:: RECORD SET

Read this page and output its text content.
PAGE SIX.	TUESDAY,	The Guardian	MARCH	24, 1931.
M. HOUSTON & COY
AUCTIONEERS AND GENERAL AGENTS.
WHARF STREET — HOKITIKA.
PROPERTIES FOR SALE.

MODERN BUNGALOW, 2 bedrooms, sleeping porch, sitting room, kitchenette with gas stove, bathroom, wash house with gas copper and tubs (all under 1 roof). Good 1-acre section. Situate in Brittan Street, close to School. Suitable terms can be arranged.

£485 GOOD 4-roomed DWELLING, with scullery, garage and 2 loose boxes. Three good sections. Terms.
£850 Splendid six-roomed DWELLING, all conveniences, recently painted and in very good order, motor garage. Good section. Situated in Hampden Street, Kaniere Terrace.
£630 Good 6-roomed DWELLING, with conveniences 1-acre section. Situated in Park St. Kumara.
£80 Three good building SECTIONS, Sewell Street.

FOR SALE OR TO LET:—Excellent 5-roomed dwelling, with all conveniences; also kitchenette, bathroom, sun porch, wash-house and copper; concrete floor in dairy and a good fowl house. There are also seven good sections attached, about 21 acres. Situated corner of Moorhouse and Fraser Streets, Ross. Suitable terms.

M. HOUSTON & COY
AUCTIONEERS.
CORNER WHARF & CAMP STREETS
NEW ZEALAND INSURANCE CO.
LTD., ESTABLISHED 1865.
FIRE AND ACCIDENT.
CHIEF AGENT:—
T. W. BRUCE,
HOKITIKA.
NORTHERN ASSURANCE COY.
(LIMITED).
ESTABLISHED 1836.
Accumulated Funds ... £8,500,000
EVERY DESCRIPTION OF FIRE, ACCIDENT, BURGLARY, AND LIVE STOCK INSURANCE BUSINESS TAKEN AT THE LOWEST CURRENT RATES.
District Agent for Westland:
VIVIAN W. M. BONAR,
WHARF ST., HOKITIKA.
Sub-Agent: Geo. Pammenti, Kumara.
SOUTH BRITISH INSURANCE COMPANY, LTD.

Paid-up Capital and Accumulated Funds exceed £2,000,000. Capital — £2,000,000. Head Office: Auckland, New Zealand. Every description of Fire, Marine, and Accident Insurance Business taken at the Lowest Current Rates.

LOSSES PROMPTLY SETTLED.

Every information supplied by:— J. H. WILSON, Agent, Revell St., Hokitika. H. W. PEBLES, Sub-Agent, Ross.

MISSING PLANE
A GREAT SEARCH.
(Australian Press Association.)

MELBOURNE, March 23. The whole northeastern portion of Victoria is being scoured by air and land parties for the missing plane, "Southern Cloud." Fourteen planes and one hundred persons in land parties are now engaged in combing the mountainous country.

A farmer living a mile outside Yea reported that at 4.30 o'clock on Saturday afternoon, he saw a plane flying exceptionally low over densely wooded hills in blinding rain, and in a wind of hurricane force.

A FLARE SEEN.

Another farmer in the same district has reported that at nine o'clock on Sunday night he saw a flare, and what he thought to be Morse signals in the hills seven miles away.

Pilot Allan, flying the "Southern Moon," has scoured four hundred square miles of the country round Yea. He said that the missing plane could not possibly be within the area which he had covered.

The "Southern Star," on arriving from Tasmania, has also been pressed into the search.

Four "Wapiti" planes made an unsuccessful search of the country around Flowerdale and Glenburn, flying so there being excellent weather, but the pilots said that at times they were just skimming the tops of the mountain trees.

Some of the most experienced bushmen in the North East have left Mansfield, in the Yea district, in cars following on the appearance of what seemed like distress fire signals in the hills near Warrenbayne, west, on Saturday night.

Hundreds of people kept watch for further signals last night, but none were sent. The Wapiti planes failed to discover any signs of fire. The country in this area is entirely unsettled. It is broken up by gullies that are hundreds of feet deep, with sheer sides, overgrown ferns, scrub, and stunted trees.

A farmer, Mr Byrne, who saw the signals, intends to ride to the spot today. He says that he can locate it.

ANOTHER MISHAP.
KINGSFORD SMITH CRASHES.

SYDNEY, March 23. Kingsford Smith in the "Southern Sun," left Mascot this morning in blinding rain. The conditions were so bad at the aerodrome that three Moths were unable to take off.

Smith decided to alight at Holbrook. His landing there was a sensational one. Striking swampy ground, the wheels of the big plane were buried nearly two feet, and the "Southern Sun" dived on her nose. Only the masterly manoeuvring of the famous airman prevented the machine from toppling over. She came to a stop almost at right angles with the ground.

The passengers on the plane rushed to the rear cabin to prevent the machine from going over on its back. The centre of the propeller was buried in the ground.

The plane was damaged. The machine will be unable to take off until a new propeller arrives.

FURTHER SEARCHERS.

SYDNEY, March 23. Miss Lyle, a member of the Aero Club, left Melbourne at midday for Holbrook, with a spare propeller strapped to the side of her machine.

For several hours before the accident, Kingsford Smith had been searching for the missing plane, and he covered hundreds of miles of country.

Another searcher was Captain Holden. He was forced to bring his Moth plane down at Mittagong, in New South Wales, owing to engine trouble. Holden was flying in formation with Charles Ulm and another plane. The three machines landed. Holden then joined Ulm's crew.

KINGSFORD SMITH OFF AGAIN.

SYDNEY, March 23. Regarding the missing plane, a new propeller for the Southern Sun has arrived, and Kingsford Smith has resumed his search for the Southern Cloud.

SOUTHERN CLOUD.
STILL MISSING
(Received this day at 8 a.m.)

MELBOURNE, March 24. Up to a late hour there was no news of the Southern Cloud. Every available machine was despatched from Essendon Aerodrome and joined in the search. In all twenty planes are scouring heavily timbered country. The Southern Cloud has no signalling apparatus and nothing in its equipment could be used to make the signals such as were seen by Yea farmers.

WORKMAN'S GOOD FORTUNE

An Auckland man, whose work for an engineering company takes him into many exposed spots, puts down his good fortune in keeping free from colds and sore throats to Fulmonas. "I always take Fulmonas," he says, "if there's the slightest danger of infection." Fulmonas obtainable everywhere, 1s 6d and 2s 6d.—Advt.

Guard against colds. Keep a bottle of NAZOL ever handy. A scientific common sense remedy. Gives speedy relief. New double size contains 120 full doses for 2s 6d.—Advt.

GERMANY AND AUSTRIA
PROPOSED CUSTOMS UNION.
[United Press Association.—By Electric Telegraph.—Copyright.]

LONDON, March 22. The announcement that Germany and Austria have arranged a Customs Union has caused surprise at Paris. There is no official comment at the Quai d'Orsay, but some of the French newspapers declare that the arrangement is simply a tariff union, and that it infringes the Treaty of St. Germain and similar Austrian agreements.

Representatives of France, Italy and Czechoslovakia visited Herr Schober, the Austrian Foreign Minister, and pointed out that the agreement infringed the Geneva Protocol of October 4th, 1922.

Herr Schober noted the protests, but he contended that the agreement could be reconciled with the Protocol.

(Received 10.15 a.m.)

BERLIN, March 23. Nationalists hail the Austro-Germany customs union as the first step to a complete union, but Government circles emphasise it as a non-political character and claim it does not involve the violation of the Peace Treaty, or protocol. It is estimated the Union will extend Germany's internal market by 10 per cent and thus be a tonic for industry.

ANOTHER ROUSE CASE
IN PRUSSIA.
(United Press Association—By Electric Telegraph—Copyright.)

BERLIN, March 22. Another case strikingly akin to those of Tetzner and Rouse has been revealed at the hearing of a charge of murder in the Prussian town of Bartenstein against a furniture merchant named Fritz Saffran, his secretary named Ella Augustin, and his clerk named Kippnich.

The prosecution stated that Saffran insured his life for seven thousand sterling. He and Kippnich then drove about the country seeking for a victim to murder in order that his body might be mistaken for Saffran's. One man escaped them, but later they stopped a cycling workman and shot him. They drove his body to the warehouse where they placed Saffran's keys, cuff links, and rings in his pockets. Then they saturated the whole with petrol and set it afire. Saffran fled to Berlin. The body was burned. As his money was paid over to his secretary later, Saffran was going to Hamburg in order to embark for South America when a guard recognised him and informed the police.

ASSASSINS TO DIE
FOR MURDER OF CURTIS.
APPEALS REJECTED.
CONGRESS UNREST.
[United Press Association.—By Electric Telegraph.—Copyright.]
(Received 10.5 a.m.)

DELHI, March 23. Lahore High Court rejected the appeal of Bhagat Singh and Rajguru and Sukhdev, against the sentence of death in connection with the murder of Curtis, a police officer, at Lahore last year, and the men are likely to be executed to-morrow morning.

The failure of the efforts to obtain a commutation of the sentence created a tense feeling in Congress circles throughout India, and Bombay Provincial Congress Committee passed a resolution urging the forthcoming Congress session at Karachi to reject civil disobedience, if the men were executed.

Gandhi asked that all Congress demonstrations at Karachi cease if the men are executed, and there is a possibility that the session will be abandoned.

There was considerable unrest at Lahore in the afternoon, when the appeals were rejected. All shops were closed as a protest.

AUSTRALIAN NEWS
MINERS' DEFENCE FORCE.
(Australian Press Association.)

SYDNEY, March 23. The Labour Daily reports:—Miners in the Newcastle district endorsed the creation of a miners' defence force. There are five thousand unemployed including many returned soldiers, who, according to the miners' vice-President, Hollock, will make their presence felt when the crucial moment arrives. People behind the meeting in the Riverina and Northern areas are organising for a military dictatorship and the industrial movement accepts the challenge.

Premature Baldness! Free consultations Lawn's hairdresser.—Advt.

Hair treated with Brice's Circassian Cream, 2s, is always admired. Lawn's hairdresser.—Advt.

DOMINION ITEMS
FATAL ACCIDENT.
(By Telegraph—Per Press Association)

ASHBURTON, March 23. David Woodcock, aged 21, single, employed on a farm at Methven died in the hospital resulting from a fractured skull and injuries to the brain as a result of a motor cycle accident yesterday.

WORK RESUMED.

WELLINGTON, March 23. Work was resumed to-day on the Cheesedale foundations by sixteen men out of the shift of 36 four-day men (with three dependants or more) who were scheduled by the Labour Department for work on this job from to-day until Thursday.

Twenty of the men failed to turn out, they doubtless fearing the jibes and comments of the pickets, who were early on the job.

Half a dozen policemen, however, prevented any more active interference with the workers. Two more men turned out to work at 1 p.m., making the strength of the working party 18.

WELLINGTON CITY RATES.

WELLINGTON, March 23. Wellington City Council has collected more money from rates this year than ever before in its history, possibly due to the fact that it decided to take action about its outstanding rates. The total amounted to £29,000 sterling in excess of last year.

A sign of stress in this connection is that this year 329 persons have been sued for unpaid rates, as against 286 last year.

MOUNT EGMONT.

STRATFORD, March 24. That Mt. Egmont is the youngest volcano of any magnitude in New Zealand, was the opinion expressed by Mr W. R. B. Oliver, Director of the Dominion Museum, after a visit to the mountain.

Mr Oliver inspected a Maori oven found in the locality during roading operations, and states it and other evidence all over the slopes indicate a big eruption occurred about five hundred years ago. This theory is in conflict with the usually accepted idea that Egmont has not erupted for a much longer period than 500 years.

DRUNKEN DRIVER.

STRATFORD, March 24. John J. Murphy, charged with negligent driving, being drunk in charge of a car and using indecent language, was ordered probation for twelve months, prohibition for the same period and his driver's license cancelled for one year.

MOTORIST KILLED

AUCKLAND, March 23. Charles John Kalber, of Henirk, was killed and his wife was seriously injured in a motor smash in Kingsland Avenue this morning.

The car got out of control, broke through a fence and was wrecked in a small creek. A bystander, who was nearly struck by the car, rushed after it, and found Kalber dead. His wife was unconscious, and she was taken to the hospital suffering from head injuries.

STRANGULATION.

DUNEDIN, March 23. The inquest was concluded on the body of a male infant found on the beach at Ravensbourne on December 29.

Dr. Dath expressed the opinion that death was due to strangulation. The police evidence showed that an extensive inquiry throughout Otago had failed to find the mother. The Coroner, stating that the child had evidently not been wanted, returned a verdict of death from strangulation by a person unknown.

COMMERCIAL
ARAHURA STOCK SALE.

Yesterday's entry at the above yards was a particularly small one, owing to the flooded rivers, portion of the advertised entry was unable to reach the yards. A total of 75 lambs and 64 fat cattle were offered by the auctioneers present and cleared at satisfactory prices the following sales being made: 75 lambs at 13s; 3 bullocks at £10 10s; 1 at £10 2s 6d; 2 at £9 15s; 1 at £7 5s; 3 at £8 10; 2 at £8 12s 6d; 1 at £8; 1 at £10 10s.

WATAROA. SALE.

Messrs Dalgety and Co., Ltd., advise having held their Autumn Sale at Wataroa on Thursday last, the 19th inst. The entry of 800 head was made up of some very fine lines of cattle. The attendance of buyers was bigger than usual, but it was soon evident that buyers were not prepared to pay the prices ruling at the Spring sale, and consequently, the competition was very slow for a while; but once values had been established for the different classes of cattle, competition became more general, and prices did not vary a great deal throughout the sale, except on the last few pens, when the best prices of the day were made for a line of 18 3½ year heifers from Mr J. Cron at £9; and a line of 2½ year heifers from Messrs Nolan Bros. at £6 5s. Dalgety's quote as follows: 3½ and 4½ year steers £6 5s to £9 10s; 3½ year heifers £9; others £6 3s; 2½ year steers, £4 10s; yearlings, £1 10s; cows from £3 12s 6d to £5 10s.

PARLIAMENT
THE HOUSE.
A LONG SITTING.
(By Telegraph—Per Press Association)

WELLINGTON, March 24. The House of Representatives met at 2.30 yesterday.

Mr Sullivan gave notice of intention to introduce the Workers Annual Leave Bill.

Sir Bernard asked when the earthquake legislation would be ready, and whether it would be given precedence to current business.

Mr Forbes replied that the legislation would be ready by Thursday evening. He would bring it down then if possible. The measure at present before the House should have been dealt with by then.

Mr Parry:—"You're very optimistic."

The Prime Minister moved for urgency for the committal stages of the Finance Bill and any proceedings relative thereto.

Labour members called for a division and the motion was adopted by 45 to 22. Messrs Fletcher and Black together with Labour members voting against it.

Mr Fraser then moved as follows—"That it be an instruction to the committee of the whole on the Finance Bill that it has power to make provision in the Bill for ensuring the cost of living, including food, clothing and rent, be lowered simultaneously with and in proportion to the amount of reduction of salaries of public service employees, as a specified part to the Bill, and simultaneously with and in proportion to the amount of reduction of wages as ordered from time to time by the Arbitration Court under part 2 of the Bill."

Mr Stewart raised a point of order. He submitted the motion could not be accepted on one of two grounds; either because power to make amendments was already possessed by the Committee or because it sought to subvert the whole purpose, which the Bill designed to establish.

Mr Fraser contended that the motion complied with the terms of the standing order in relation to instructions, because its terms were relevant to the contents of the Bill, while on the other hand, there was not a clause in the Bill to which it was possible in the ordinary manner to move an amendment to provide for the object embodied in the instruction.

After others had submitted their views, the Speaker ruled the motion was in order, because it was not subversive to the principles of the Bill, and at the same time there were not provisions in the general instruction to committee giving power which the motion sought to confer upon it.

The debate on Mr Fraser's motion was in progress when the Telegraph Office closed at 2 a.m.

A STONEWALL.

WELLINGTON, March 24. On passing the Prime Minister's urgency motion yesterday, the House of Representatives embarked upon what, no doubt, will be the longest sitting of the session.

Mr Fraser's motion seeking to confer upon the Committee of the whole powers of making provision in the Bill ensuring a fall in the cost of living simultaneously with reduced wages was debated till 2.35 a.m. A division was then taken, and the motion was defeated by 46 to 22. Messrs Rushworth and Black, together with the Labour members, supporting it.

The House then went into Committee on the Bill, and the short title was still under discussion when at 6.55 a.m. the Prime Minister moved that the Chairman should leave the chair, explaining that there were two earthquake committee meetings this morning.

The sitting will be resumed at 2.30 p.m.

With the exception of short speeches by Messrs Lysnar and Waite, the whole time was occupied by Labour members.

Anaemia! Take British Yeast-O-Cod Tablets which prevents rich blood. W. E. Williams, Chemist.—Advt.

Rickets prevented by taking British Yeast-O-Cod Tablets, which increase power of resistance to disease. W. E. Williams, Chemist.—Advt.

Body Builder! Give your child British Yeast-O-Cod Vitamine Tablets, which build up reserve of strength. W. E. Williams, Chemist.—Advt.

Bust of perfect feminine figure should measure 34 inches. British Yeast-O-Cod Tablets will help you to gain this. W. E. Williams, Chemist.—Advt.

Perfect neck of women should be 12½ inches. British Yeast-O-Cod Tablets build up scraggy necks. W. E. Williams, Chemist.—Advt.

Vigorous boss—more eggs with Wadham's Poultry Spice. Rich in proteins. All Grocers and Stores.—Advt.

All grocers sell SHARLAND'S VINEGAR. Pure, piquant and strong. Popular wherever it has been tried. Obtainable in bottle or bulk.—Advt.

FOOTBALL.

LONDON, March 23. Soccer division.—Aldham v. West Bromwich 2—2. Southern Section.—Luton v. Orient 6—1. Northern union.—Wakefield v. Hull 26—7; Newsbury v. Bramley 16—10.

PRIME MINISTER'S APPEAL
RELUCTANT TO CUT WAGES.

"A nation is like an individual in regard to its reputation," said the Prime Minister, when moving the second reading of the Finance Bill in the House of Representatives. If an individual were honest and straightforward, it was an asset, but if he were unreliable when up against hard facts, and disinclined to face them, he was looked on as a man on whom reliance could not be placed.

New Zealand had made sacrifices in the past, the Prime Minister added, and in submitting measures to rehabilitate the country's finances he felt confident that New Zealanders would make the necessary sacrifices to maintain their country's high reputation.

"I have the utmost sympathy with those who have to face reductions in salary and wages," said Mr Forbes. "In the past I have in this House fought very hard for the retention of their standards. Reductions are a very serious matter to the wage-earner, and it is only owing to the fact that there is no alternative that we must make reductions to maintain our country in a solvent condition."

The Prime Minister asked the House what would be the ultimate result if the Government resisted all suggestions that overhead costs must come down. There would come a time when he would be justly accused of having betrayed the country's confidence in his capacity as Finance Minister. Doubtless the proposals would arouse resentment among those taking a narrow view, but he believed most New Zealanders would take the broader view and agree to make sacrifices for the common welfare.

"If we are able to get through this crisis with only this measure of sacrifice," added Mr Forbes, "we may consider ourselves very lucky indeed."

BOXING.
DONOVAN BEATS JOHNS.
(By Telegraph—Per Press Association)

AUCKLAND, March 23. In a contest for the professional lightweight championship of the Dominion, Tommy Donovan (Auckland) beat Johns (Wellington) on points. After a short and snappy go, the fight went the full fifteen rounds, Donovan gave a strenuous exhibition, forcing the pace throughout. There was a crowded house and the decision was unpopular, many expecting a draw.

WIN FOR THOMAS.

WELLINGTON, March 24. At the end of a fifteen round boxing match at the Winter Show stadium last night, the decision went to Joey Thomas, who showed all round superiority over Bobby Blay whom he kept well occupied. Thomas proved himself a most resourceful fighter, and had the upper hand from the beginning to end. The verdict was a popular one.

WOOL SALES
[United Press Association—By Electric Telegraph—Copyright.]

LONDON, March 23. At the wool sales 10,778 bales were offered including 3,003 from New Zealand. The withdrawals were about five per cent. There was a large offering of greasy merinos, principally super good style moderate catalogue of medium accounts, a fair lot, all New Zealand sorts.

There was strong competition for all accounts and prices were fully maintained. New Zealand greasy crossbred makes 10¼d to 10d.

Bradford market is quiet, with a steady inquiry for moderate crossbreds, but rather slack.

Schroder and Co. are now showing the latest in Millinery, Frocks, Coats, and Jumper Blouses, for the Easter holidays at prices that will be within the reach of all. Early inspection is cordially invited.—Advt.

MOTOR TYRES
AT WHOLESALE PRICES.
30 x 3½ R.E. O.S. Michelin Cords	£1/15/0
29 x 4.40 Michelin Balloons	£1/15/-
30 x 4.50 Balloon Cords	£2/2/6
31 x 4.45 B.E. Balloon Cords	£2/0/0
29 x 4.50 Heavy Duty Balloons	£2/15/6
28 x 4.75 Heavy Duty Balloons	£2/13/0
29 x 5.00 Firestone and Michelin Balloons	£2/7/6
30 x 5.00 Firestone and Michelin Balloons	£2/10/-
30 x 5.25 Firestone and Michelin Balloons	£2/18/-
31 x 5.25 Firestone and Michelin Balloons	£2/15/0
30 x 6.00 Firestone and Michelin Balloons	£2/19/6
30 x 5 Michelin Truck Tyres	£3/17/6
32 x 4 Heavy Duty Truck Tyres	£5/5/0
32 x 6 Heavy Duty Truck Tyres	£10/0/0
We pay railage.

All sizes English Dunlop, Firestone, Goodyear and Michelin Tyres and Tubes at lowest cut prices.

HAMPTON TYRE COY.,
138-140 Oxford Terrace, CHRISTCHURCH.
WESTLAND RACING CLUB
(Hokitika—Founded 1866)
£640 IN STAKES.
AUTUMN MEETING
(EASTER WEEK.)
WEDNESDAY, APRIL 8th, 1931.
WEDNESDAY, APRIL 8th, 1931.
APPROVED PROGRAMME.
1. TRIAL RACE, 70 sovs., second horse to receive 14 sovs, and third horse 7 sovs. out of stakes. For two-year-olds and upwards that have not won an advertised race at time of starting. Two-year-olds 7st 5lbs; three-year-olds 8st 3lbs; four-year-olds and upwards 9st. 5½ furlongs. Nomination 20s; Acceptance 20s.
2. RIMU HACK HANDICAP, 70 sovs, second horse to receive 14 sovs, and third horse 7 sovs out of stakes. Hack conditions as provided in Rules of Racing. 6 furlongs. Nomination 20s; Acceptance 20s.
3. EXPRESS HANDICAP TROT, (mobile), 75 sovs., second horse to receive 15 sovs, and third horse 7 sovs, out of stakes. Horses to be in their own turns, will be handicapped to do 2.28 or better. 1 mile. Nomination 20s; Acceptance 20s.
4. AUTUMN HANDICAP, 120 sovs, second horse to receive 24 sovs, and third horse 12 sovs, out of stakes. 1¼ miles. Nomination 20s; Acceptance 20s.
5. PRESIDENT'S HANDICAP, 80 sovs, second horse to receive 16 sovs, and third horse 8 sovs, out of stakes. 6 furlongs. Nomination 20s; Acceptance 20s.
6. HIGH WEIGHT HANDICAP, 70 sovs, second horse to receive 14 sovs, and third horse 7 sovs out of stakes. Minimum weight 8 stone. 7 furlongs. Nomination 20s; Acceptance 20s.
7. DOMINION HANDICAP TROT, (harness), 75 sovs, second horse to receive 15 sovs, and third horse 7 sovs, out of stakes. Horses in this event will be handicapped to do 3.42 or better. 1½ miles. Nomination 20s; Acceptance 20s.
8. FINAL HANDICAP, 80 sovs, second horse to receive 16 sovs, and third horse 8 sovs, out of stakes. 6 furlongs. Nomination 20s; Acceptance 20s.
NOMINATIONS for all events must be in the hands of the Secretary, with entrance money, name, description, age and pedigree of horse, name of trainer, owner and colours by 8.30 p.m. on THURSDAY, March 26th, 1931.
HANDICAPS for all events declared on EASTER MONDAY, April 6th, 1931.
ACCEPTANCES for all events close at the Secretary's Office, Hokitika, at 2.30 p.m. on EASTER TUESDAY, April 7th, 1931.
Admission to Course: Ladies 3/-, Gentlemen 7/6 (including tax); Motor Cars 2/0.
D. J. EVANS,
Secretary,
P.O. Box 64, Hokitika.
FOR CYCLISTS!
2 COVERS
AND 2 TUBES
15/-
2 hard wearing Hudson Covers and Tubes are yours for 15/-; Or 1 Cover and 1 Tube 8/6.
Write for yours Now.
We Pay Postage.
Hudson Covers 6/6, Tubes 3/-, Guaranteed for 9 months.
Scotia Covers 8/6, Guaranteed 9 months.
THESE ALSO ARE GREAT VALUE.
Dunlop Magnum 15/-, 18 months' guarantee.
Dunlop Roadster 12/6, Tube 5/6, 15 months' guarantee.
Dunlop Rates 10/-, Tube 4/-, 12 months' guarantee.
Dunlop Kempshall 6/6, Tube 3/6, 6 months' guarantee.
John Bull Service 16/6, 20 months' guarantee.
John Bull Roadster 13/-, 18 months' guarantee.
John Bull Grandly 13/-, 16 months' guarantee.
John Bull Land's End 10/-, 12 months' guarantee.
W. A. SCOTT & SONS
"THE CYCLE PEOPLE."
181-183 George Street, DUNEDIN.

::::

## WORK INSTRUCTIONS
Which lines in the entries above contain "yours"? Pull each of them out.

## TASK RESULT
2 hard wearing Hudson Covers and Tubes are yours for 15/-; Or 1 Cover and 1 Tube 8/6.
Write for yours Now.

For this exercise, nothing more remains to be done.